What you are asked to do: Work through the data line by line, gathering every line that has the word "caption".

Materials provided:
════════════════
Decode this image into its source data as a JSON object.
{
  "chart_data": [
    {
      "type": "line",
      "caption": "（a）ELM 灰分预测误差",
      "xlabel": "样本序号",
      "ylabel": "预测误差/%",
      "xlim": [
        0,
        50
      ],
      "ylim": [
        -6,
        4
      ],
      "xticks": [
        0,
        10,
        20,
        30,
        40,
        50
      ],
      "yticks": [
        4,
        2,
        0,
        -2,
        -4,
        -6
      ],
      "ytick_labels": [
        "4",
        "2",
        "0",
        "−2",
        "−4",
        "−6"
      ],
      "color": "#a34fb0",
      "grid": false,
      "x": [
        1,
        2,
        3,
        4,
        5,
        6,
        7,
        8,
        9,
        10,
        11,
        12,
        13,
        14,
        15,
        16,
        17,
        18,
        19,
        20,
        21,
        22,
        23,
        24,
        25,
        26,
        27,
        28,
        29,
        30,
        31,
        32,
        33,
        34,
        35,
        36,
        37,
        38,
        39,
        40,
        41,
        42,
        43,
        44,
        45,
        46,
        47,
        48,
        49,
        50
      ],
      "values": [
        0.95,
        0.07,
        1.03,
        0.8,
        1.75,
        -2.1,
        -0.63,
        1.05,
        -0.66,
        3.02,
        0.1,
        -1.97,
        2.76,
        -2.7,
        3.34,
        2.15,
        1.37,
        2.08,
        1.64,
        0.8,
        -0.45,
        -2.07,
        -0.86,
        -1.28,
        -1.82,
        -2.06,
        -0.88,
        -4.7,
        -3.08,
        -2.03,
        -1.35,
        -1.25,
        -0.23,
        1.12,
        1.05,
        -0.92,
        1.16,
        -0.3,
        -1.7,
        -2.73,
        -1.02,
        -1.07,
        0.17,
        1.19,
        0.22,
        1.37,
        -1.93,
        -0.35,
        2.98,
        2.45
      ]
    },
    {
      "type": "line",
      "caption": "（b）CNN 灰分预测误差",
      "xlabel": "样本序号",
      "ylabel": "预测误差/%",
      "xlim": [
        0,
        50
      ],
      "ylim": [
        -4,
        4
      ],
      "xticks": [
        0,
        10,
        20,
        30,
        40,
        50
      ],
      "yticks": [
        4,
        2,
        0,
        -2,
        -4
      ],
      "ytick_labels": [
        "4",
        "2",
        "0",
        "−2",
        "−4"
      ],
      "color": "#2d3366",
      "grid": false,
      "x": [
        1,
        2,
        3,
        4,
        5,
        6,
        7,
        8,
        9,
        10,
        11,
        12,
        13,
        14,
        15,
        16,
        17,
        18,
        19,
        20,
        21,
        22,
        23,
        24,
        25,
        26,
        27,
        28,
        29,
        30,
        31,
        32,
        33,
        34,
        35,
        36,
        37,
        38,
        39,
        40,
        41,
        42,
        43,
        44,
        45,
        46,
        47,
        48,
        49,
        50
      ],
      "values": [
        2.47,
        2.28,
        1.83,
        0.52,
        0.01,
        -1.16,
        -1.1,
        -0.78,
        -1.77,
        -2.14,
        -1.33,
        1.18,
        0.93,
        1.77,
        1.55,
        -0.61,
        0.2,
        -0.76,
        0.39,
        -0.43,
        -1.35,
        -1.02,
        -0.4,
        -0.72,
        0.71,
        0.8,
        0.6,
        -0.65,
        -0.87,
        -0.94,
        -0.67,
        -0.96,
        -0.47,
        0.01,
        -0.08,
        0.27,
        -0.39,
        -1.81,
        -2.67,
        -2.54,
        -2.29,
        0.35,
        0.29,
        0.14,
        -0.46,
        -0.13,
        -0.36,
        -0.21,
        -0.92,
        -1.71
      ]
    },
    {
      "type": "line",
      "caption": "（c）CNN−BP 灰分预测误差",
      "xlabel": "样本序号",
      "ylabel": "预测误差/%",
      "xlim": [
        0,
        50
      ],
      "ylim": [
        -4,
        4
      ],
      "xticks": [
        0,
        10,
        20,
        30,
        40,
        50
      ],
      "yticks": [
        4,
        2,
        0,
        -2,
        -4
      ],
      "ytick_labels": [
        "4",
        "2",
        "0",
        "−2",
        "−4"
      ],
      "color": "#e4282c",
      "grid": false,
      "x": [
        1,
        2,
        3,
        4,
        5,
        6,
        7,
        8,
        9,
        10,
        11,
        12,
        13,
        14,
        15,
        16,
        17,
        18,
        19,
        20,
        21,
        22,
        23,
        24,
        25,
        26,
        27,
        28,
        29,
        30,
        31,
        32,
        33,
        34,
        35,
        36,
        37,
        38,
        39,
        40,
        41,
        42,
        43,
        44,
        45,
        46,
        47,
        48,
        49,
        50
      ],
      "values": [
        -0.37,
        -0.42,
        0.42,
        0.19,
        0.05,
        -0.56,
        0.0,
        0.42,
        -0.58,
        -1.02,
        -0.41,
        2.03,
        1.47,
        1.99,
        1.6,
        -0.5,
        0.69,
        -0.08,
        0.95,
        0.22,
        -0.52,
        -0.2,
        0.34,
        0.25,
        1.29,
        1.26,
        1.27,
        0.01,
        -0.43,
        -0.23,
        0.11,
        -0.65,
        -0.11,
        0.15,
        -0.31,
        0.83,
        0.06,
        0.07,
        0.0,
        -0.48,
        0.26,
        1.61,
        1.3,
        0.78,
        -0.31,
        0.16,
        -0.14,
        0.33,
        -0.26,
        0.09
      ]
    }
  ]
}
════════════════
Written answer:
      "caption": "（a）ELM 灰分预测误差",
      "caption": "（b）CNN 灰分预测误差",
      "caption": "（c）CNN−BP 灰分预测误差",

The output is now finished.